#### Task statement:
Transcribe everything in the data word for word. Pictures are left out.

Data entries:
* * * * *

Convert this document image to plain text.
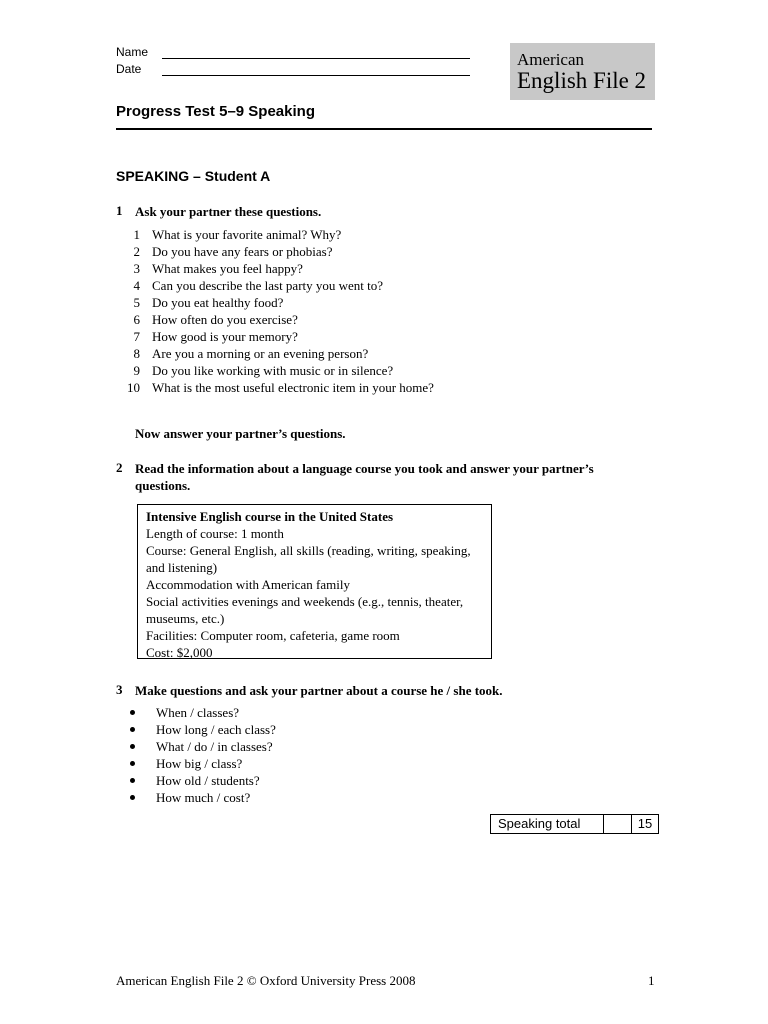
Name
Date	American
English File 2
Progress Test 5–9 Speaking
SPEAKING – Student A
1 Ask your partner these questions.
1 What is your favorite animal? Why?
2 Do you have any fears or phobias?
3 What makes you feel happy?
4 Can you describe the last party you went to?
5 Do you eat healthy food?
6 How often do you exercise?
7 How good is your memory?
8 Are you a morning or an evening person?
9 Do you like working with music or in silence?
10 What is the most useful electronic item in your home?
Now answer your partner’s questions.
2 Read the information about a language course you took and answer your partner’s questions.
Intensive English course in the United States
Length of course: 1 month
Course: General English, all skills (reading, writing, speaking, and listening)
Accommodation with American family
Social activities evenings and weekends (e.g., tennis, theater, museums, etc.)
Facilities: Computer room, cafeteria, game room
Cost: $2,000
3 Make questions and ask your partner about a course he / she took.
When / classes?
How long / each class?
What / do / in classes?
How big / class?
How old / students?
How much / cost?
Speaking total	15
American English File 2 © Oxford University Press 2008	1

* * * * *

#### The output:
Convert this document image to plain text.
Name
Date	American
English File 2
Progress Test 5–9 Speaking
SPEAKING – Student A
1 Ask your partner these questions.
1 What is your favorite animal? Why?
2 Do you have any fears or phobias?
3 What makes you feel happy?
4 Can you describe the last party you went to?
5 Do you eat healthy food?
6 How often do you exercise?
7 How good is your memory?
8 Are you a morning or an evening person?
9 Do you like working with music or in silence?
10 What is the most useful electronic item in your home?
Now answer your partner’s questions.
2 Read the information about a language course you took and answer your partner’s questions.
Intensive English course in the United States
Length of course: 1 month
Course: General English, all skills (reading, writing, speaking, and listening)
Accommodation with American family
Social activities evenings and weekends (e.g., tennis, theater, museums, etc.)
Facilities: Computer room, cafeteria, game room
Cost: $2,000
3 Make questions and ask your partner about a course he / she took.
When / classes?
How long / each class?
What / do / in classes?
How big / class?
How old / students?
How much / cost?
Speaking total	15
American English File 2 © Oxford University Press 2008	1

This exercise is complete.